■ WORK TO COMPLETE
Repeat the data below exactly, dropping any pictures it holds.

╭─ EXTRACTED RECORDS

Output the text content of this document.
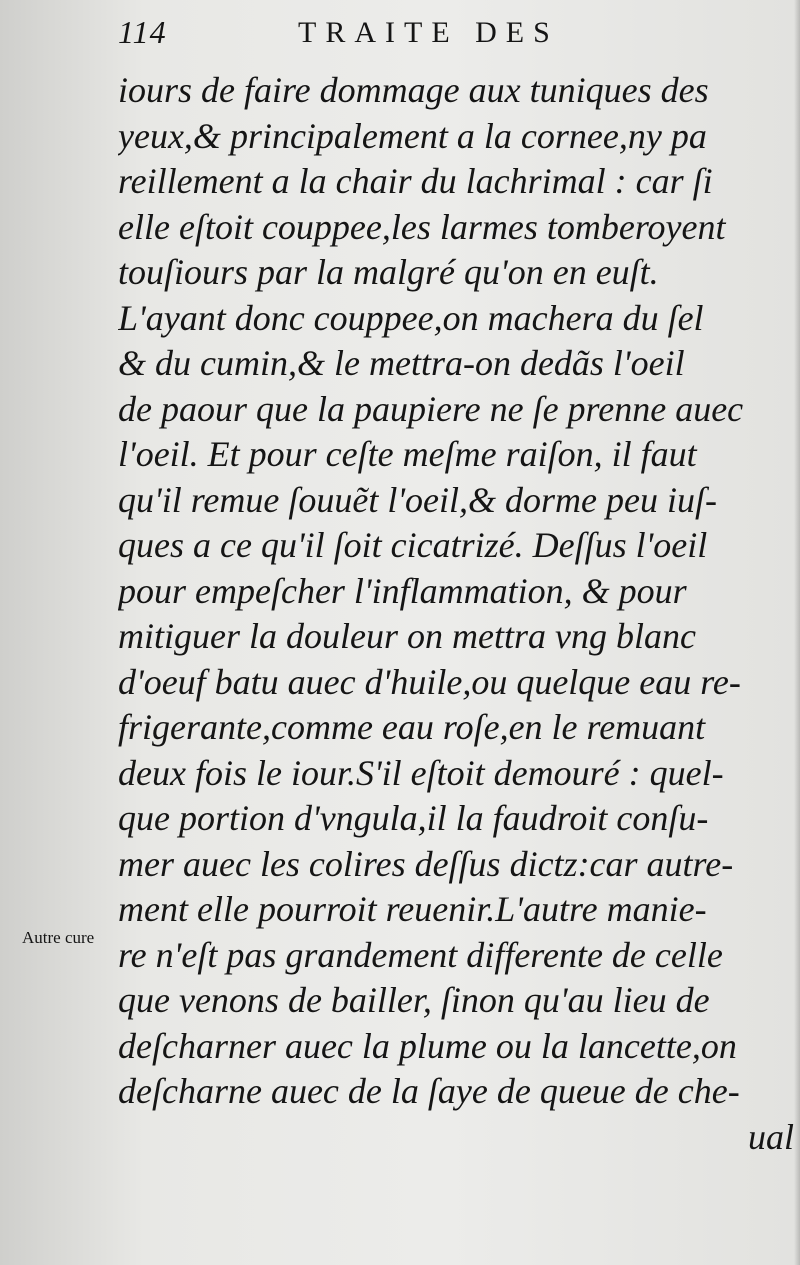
114	TRAITE DES
Autre cure
iours de faire dommage aux tuniques des
yeux,& principalement a la cornee,ny pa
reillement a la chair du lachrimal : car ſi
elle eſtoit couppee,les larmes tomberoyent
touſiours par la malgré qu'on en euſt.
L'ayant donc couppee,on machera du ſel
& du cumin,& le mettra-on dedãs l'oeil
de paour que la paupiere ne ſe prenne auec
l'oeil. Et pour ceſte meſme raiſon, il faut
qu'il remue ſouuẽt l'oeil,& dorme peu iuſ-
ques a ce qu'il ſoit cicatrizé. Deſſus l'oeil
pour empeſcher l'inflammation, & pour
mitiguer la douleur on mettra vng blanc
d'oeuf batu auec d'huile,ou quelque eau re-
frigerante,comme eau roſe,en le remuant
deux fois le iour.S'il eſtoit demouré : quel-
que portion d'vngula,il la faudroit conſu-
mer auec les colires deſſus dictz:car autre-
ment elle pourroit reuenir.L'autre manie-
re n'eſt pas grandement differente de celle
que venons de bailler, ſinon qu'au lieu de
deſcharner auec la plume ou la lancette,on
deſcharne auec de la ſaye de queue de che-
ual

╰─

■ RESULT OF THE TASK
Output the text content of this document.
114	TRAITE DES
Autre cure
iours de faire dommage aux tuniques des
yeux,& principalement a la cornee,ny pa
reillement a la chair du lachrimal : car ſi
elle eſtoit couppee,les larmes tomberoyent
touſiours par la malgré qu'on en euſt.
L'ayant donc couppee,on machera du ſel
& du cumin,& le mettra-on dedãs l'oeil
de paour que la paupiere ne ſe prenne auec
l'oeil. Et pour ceſte meſme raiſon, il faut
qu'il remue ſouuẽt l'oeil,& dorme peu iuſ-
ques a ce qu'il ſoit cicatrizé. Deſſus l'oeil
pour empeſcher l'inflammation, & pour
mitiguer la douleur on mettra vng blanc
d'oeuf batu auec d'huile,ou quelque eau re-
frigerante,comme eau roſe,en le remuant
deux fois le iour.S'il eſtoit demouré : quel-
que portion d'vngula,il la faudroit conſu-
mer auec les colires deſſus dictz:car autre-
ment elle pourroit reuenir.L'autre manie-
re n'eſt pas grandement differente de celle
que venons de bailler, ſinon qu'au lieu de
deſcharner auec la plume ou la lancette,on
deſcharne auec de la ſaye de queue de che-
ual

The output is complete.